* _THE REQUEST_
Where the string "Transcribe" occurs in the material below, report the whole line.

== MATERIAL FOR THIS TASK

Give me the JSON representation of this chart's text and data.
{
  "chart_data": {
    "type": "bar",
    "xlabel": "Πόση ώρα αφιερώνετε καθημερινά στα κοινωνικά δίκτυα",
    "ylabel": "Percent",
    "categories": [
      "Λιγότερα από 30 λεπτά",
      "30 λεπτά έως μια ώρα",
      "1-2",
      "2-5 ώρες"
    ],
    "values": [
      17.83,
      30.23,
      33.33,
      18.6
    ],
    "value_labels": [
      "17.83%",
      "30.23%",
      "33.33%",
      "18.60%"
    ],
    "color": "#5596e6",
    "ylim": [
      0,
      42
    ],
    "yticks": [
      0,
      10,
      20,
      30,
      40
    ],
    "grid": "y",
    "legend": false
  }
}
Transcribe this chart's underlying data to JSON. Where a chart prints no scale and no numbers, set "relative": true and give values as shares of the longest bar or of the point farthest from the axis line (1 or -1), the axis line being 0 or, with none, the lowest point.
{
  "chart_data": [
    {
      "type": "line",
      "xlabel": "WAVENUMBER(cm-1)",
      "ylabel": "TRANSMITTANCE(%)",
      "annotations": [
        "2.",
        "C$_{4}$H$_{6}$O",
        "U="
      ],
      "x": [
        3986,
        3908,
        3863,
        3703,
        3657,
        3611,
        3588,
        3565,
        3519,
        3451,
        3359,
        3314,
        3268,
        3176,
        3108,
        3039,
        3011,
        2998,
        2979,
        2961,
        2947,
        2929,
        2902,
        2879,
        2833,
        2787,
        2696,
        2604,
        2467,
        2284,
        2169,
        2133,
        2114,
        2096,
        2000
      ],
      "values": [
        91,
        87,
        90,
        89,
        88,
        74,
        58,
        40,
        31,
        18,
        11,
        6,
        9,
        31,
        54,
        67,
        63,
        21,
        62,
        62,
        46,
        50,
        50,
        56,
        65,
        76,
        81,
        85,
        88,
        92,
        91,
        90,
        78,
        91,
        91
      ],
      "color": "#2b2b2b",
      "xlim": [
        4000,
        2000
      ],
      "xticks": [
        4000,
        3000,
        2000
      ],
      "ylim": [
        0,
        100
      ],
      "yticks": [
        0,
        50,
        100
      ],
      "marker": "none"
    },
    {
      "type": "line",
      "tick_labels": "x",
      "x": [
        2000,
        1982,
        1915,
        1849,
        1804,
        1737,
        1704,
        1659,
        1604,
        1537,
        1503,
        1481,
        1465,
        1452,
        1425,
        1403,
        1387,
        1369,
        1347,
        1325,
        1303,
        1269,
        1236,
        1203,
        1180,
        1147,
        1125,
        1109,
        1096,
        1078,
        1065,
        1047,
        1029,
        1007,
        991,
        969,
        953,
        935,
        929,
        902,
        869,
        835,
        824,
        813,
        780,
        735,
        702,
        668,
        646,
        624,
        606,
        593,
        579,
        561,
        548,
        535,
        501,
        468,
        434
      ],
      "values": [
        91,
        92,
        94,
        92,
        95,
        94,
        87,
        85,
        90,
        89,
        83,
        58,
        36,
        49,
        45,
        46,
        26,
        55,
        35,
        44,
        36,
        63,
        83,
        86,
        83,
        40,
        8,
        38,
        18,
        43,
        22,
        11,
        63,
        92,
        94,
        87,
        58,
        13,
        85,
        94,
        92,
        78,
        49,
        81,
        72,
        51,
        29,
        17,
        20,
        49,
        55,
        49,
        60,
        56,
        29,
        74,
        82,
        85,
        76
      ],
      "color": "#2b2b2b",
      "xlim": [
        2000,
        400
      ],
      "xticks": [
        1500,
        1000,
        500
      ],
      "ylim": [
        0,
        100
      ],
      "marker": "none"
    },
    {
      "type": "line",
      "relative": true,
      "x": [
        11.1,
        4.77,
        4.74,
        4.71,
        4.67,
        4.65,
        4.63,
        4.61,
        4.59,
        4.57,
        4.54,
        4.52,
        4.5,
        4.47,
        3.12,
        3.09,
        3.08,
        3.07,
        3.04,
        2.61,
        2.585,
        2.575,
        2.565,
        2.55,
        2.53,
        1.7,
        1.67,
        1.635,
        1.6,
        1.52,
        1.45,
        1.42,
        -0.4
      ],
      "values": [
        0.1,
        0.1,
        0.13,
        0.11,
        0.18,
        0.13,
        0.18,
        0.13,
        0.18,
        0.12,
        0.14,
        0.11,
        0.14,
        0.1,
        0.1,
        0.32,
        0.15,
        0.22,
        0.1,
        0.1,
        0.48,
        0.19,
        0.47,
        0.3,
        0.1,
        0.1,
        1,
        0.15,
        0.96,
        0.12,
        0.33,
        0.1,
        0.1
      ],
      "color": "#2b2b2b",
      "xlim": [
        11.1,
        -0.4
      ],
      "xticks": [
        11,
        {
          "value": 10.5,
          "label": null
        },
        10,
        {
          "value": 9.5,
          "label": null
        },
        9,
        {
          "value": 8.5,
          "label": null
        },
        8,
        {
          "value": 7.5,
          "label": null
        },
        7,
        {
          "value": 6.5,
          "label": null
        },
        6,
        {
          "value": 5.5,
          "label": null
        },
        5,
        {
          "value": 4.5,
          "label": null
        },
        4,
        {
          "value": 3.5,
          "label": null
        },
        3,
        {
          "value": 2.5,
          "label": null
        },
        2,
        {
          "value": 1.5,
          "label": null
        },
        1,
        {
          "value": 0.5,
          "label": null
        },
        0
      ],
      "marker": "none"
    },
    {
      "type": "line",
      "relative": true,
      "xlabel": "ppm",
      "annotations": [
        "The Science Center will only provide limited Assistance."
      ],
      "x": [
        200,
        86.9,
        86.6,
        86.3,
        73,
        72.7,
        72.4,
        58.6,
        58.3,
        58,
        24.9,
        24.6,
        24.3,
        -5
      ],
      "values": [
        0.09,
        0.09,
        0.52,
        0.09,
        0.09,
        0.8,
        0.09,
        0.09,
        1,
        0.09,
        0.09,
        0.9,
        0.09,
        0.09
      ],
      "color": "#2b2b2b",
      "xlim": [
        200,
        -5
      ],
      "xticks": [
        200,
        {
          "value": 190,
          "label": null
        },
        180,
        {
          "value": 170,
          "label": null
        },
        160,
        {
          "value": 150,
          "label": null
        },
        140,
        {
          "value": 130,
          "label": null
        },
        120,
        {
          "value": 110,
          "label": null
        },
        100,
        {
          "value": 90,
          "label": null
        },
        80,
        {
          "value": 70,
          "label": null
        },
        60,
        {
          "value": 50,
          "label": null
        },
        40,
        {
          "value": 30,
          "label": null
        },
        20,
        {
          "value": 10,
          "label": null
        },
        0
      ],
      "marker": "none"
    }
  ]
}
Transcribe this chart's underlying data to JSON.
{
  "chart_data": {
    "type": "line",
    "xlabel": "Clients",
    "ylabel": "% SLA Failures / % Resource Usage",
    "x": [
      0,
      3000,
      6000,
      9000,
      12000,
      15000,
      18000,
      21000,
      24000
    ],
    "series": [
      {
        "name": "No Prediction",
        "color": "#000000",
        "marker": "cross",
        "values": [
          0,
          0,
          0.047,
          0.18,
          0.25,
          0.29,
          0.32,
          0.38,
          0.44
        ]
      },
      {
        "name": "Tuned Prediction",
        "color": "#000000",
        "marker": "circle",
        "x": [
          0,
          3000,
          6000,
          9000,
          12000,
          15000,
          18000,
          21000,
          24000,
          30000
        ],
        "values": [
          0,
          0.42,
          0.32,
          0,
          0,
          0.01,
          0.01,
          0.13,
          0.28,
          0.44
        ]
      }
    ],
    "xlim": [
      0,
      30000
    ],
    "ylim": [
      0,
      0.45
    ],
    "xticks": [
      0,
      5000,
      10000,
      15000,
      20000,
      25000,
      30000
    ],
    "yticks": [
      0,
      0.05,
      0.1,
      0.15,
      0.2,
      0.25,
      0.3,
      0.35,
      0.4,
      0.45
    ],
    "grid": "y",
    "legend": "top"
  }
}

====

* _RESPONSE FOR THIS EXERCISE_
Transcribe this chart's underlying data to JSON. Where a chart prints no scale and no numbers, set "relative": true and give values as shares of the longest bar or of the point farthest from the axis line (1 or -1), the axis line being 0 or, with none, the lowest point.
Transcribe this chart's underlying data to JSON.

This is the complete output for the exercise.